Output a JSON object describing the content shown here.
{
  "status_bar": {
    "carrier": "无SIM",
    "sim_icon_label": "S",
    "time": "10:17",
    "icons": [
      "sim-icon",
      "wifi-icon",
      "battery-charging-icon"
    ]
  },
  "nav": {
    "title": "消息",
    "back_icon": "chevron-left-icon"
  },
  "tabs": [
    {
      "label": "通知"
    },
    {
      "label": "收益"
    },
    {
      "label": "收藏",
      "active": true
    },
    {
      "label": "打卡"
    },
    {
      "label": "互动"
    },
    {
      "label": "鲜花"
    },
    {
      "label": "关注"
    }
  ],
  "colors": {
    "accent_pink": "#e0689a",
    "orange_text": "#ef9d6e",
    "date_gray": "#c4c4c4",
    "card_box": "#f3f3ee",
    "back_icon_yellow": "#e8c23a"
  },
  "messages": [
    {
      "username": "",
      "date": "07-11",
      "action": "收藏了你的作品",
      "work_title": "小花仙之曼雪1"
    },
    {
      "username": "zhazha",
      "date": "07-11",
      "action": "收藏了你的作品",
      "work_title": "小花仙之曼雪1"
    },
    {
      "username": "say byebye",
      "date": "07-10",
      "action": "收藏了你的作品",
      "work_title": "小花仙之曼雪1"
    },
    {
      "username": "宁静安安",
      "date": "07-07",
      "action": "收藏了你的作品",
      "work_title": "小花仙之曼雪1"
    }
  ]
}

Given exercise:
Where a line above contains the word "username", copy that line.

Answer to the problem:
      "username": "",
      "username": "zhazha",
      "username": "say byebye",
      "username": "宁静安安",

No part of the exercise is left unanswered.